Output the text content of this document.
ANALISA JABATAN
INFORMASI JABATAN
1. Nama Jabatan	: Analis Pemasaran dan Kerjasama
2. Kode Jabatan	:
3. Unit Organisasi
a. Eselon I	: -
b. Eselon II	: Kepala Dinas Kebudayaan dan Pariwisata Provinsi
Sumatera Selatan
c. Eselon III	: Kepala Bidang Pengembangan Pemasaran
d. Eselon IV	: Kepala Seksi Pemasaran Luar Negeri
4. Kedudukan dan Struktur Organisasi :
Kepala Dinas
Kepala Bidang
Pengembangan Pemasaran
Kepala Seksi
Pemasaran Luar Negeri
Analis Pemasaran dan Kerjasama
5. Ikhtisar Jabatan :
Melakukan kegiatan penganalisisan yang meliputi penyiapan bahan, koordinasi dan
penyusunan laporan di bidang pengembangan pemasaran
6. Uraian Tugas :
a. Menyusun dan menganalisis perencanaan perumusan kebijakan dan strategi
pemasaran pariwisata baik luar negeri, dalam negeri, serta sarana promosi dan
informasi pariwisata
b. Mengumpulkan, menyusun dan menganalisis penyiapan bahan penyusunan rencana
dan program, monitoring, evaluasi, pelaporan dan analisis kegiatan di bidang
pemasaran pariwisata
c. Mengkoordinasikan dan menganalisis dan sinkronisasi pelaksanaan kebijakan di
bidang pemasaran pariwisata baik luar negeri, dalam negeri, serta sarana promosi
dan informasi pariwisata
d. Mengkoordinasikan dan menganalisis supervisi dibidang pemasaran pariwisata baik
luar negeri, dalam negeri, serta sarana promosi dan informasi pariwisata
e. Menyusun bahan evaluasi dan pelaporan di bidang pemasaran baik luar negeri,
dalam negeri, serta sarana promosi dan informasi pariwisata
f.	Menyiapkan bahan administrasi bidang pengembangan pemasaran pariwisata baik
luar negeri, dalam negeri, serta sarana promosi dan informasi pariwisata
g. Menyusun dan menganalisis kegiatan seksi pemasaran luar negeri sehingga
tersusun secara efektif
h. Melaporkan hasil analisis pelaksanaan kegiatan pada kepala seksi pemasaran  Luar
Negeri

Task details:
Copy the data above exactly. Every line must be included.

Completed task:
Output the text content of this document.
ANALISA JABATAN
INFORMASI JABATAN
1. Nama Jabatan	: Analis Pemasaran dan Kerjasama
2. Kode Jabatan	:
3. Unit Organisasi
a. Eselon I	: -
b. Eselon II	: Kepala Dinas Kebudayaan dan Pariwisata Provinsi
Sumatera Selatan
c. Eselon III	: Kepala Bidang Pengembangan Pemasaran
d. Eselon IV	: Kepala Seksi Pemasaran Luar Negeri
4. Kedudukan dan Struktur Organisasi :
Kepala Dinas
Kepala Bidang
Pengembangan Pemasaran
Kepala Seksi
Pemasaran Luar Negeri
Analis Pemasaran dan Kerjasama
5. Ikhtisar Jabatan :
Melakukan kegiatan penganalisisan yang meliputi penyiapan bahan, koordinasi dan
penyusunan laporan di bidang pengembangan pemasaran
6. Uraian Tugas :
a. Menyusun dan menganalisis perencanaan perumusan kebijakan dan strategi
pemasaran pariwisata baik luar negeri, dalam negeri, serta sarana promosi dan
informasi pariwisata
b. Mengumpulkan, menyusun dan menganalisis penyiapan bahan penyusunan rencana
dan program, monitoring, evaluasi, pelaporan dan analisis kegiatan di bidang
pemasaran pariwisata
c. Mengkoordinasikan dan menganalisis dan sinkronisasi pelaksanaan kebijakan di
bidang pemasaran pariwisata baik luar negeri, dalam negeri, serta sarana promosi
dan informasi pariwisata
d. Mengkoordinasikan dan menganalisis supervisi dibidang pemasaran pariwisata baik
luar negeri, dalam negeri, serta sarana promosi dan informasi pariwisata
e. Menyusun bahan evaluasi dan pelaporan di bidang pemasaran baik luar negeri,
dalam negeri, serta sarana promosi dan informasi pariwisata
f.	Menyiapkan bahan administrasi bidang pengembangan pemasaran pariwisata baik
luar negeri, dalam negeri, serta sarana promosi dan informasi pariwisata
g. Menyusun dan menganalisis kegiatan seksi pemasaran luar negeri sehingga
tersusun secara efektif
h. Melaporkan hasil analisis pelaksanaan kegiatan pada kepala seksi pemasaran  Luar
Negeri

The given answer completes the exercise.